Recorded data
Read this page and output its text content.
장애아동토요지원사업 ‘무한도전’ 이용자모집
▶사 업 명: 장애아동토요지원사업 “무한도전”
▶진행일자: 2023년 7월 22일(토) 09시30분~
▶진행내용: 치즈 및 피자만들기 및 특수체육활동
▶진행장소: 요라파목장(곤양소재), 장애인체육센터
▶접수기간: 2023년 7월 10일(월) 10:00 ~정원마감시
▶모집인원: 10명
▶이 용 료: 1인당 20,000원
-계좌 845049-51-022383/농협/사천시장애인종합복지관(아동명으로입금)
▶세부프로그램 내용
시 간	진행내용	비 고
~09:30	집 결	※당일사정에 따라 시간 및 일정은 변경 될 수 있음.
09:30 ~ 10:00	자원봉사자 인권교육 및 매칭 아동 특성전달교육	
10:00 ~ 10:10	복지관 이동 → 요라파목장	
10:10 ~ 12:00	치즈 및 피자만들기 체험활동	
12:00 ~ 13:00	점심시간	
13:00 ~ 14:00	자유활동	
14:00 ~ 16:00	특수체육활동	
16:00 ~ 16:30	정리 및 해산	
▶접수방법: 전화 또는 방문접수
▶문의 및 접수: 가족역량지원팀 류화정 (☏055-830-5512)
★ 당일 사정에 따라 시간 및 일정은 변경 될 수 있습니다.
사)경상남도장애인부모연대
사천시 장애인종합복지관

Written instruction
The records above are to be repeated exactly, in their entirety.

Exercise output
Read this page and output its text content.
장애아동토요지원사업 ‘무한도전’ 이용자모집
▶사 업 명: 장애아동토요지원사업 “무한도전”
▶진행일자: 2023년 7월 22일(토) 09시30분~
▶진행내용: 치즈 및 피자만들기 및 특수체육활동
▶진행장소: 요라파목장(곤양소재), 장애인체육센터
▶접수기간: 2023년 7월 10일(월) 10:00 ~정원마감시
▶모집인원: 10명
▶이 용 료: 1인당 20,000원
-계좌 845049-51-022383/농협/사천시장애인종합복지관(아동명으로입금)
▶세부프로그램 내용
시 간	진행내용	비 고
~09:30	집 결	※당일사정에 따라 시간 및 일정은 변경 될 수 있음.
09:30 ~ 10:00	자원봉사자 인권교육 및 매칭 아동 특성전달교육	
10:00 ~ 10:10	복지관 이동 → 요라파목장	
10:10 ~ 12:00	치즈 및 피자만들기 체험활동	
12:00 ~ 13:00	점심시간	
13:00 ~ 14:00	자유활동	
14:00 ~ 16:00	특수체육활동	
16:00 ~ 16:30	정리 및 해산	
▶접수방법: 전화 또는 방문접수
▶문의 및 접수: 가족역량지원팀 류화정 (☏055-830-5512)
★ 당일 사정에 따라 시간 및 일정은 변경 될 수 있습니다.
사)경상남도장애인부모연대
사천시 장애인종합복지관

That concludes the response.